Instructions for the task> Reproduce, character for character, the records below from the line with "377, 201, 415]" up to and including the line with "4, 174, 32]".

Available records>

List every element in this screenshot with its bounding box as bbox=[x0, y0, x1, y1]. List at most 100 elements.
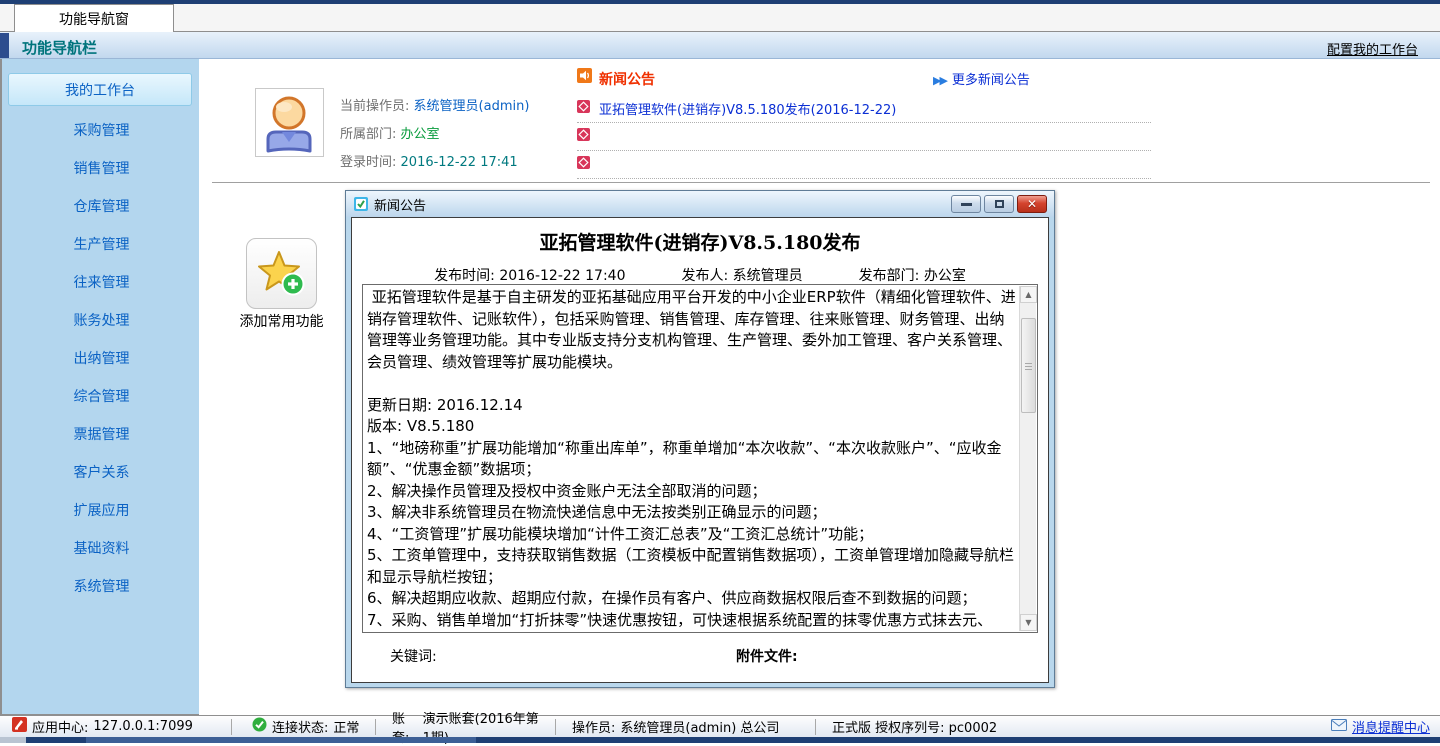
sidebar-item-comprehensive[interactable]: 综合管理 bbox=[2, 377, 201, 415]
article-meta: 发布时间: 2016-12-22 17:40 发布人: 系统管理员 发布部门: … bbox=[352, 265, 1048, 285]
connection-section: 连接状态: 正常 bbox=[240, 719, 376, 735]
close-icon: ✕ bbox=[1027, 197, 1037, 211]
message-center-label: 消息提醒中心 bbox=[1352, 717, 1430, 736]
sidebar-item-label: 账务处理 bbox=[74, 310, 130, 330]
news-bullet-icon bbox=[577, 156, 590, 173]
sidebar-item-label: 仓库管理 bbox=[74, 196, 130, 216]
sidebar-item-label: 出纳管理 bbox=[74, 348, 130, 368]
department-row: 所属部门: 办公室 bbox=[340, 123, 440, 142]
add-favorite-button[interactable] bbox=[246, 238, 317, 309]
keywords-label: 关键词: bbox=[390, 646, 437, 666]
login-time-value: 2016-12-22 17:41 bbox=[401, 155, 518, 170]
app-center-label: 应用中心: bbox=[32, 717, 88, 736]
sidebar-item-contacts[interactable]: 往来管理 bbox=[2, 263, 201, 301]
speaker-icon bbox=[577, 68, 592, 87]
avatar bbox=[255, 88, 324, 157]
account-set-section: 账套: 演示账套(2016年第1期) bbox=[380, 719, 556, 735]
sidebar-item-label: 生产管理 bbox=[74, 234, 130, 254]
login-time-label: 登录时间: bbox=[340, 155, 396, 170]
tab-function-navigation[interactable]: 功能导航窗 bbox=[14, 4, 174, 32]
operator-section: 操作员: 系统管理员(admin) 总公司 bbox=[560, 719, 816, 735]
license-text: 正式版 授权序列号: pc0002 bbox=[832, 717, 997, 736]
news-item[interactable] bbox=[577, 125, 1151, 151]
popup-content: 亚拓管理软件(进销存)V8.5.180发布 发布时间: 2016-12-22 1… bbox=[351, 217, 1049, 683]
article-body-box: 亚拓管理软件是基于自主研发的亚拓基础应用平台开发的中小企业ERP软件（精细化管理… bbox=[362, 284, 1038, 633]
scroll-up-arrow[interactable]: ▲ bbox=[1020, 286, 1037, 303]
connection-ok-icon bbox=[252, 717, 267, 736]
content-divider bbox=[212, 182, 1430, 183]
sidebar-item-warehouse[interactable]: 仓库管理 bbox=[2, 187, 201, 225]
close-button[interactable]: ✕ bbox=[1017, 195, 1047, 213]
news-item[interactable]: 亚拓管理软件(进销存)V8.5.180发布(2016-12-22) bbox=[577, 97, 1151, 123]
add-favorite-label: 添加常用功能 bbox=[209, 311, 354, 331]
envelope-icon bbox=[1331, 719, 1347, 735]
configure-workbench-link[interactable]: 配置我的工作台 bbox=[1327, 39, 1418, 58]
sidebar-item-label: 采购管理 bbox=[74, 120, 130, 140]
news-bullet-icon bbox=[577, 100, 590, 117]
maximize-icon bbox=[995, 200, 1004, 208]
sidebar-item-system[interactable]: 系统管理 bbox=[2, 567, 201, 605]
status-operator-label: 操作员: bbox=[572, 717, 615, 736]
article-title: 亚拓管理软件(进销存)V8.5.180发布 bbox=[352, 228, 1048, 255]
sidebar-item-bills[interactable]: 票据管理 bbox=[2, 415, 201, 453]
sidebar-item-my-workbench[interactable]: 我的工作台 bbox=[8, 73, 192, 106]
sidebar-item-label: 基础资料 bbox=[74, 538, 130, 558]
maximize-button[interactable] bbox=[984, 195, 1014, 213]
operator-row: 当前操作员: 系统管理员(admin) bbox=[340, 95, 529, 114]
section-header: 功能导航栏 配置我的工作台 bbox=[0, 32, 1440, 59]
news-item[interactable] bbox=[577, 153, 1151, 179]
sidebar-item-crm[interactable]: 客户关系 bbox=[2, 453, 201, 491]
popup-titlebar[interactable]: 新闻公告 ✕ bbox=[346, 191, 1054, 217]
department-label: 所属部门: bbox=[340, 127, 396, 142]
message-center-link[interactable]: 消息提醒中心 bbox=[1331, 717, 1440, 736]
sidebar-item-label: 我的工作台 bbox=[65, 80, 135, 100]
popup-title: 新闻公告 bbox=[374, 195, 426, 214]
news-item-text: 亚拓管理软件(进销存)V8.5.180发布(2016-12-22) bbox=[599, 99, 896, 118]
sidebar-item-label: 系统管理 bbox=[74, 576, 130, 596]
sidebar-item-base-data[interactable]: 基础资料 bbox=[2, 529, 201, 567]
operator-label: 当前操作员: bbox=[340, 99, 409, 114]
more-news-label: 更多新闻公告 bbox=[952, 73, 1030, 88]
news-popup-window: 新闻公告 ✕ 亚拓管理软件(进销存)V8.5.180发布 发布时间: 2016-… bbox=[345, 190, 1055, 688]
article-body-text: 亚拓管理软件是基于自主研发的亚拓基础应用平台开发的中小企业ERP软件（精细化管理… bbox=[367, 287, 1019, 630]
vertical-scrollbar[interactable]: ▲ ▼ bbox=[1019, 286, 1036, 631]
minimize-button[interactable] bbox=[951, 195, 981, 213]
login-time-row: 登录时间: 2016-12-22 17:41 bbox=[340, 151, 518, 170]
status-bar: 应用中心: 127.0.0.1:7099 连接状态: 正常 账套: 演示账套(2… bbox=[0, 715, 1440, 737]
operator-value: 系统管理员(admin) bbox=[414, 99, 530, 114]
window-logo-icon bbox=[354, 197, 368, 215]
sidebar-item-label: 销售管理 bbox=[74, 158, 130, 178]
news-bullet-icon bbox=[577, 128, 590, 145]
sidebar-item-label: 客户关系 bbox=[74, 462, 130, 482]
sidebar-item-cashier[interactable]: 出纳管理 bbox=[2, 339, 201, 377]
sidebar-item-purchase[interactable]: 采购管理 bbox=[2, 111, 201, 149]
connection-value: 正常 bbox=[333, 717, 359, 736]
app-logo-icon bbox=[12, 717, 27, 736]
publisher: 发布人: 系统管理员 bbox=[682, 265, 803, 285]
license-section: 正式版 授权序列号: pc0002 bbox=[820, 719, 1070, 735]
sidebar-item-extensions[interactable]: 扩展应用 bbox=[2, 491, 201, 529]
sidebar-item-sales[interactable]: 销售管理 bbox=[2, 149, 201, 187]
bottom-strip bbox=[0, 737, 1440, 743]
sidebar-item-accounting[interactable]: 账务处理 bbox=[2, 301, 201, 339]
sidebar-item-label: 综合管理 bbox=[74, 386, 130, 406]
page-title: 功能导航栏 bbox=[22, 37, 97, 58]
sidebar-item-label: 票据管理 bbox=[74, 424, 130, 444]
attachments-label: 附件文件: bbox=[736, 646, 798, 666]
status-operator-value: 系统管理员(admin) 总公司 bbox=[620, 717, 779, 736]
header-accent-bar bbox=[0, 33, 9, 58]
sidebar-item-label: 往来管理 bbox=[74, 272, 130, 292]
sidebar-item-production[interactable]: 生产管理 bbox=[2, 225, 201, 263]
connection-label: 连接状态: bbox=[272, 717, 328, 736]
bottom-strip-segment bbox=[0, 737, 26, 743]
publish-time: 发布时间: 2016-12-22 17:40 bbox=[434, 265, 625, 285]
scroll-down-arrow[interactable]: ▼ bbox=[1020, 614, 1037, 631]
bottom-strip-segment bbox=[86, 737, 476, 743]
tab-label: 功能导航窗 bbox=[59, 9, 129, 29]
sidebar-item-label: 扩展应用 bbox=[74, 500, 130, 520]
app-center-value: 127.0.0.1:7099 bbox=[93, 719, 193, 734]
scrollbar-thumb[interactable] bbox=[1021, 318, 1036, 413]
double-arrow-icon: ▶▶ bbox=[933, 74, 946, 87]
publish-dept: 发布部门: 办公室 bbox=[859, 265, 966, 285]
more-news-link[interactable]: ▶▶ 更多新闻公告 bbox=[933, 69, 1030, 88]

Result of the task>
sidebar-item-comprehensive[interactable]: 综合管理 bbox=[2, 377, 201, 415]
article-meta: 发布时间: 2016-12-22 17:40 发布人: 系统管理员 发布部门: … bbox=[352, 265, 1048, 285]
connection-section: 连接状态: 正常 bbox=[240, 719, 376, 735]
close-icon: ✕ bbox=[1027, 197, 1037, 211]
message-center-label: 消息提醒中心 bbox=[1352, 717, 1430, 736]
sidebar-item-label: 账务处理 bbox=[74, 310, 130, 330]
news-bullet-icon bbox=[577, 156, 590, 173]
sidebar-item-label: 仓库管理 bbox=[74, 196, 130, 216]
sidebar-item-label: 出纳管理 bbox=[74, 348, 130, 368]
department-row: 所属部门: 办公室 bbox=[340, 123, 440, 142]
add-favorite-button[interactable] bbox=[246, 238, 317, 309]
keywords-label: 关键词: bbox=[390, 646, 437, 666]
login-time-value: 2016-12-22 17:41 bbox=[401, 155, 518, 170]
app-center-label: 应用中心: bbox=[32, 717, 88, 736]
sidebar-item-contacts[interactable]: 往来管理 bbox=[2, 263, 201, 301]
speaker-icon bbox=[577, 68, 592, 87]
avatar bbox=[255, 88, 324, 157]
account-set-section: 账套: 演示账套(2016年第1期) bbox=[380, 719, 556, 735]
sidebar-item-label: 生产管理 bbox=[74, 234, 130, 254]
login-time-label: 登录时间: bbox=[340, 155, 396, 170]
tab-function-navigation[interactable]: 功能导航窗 bbox=[14, 4, 174, 32]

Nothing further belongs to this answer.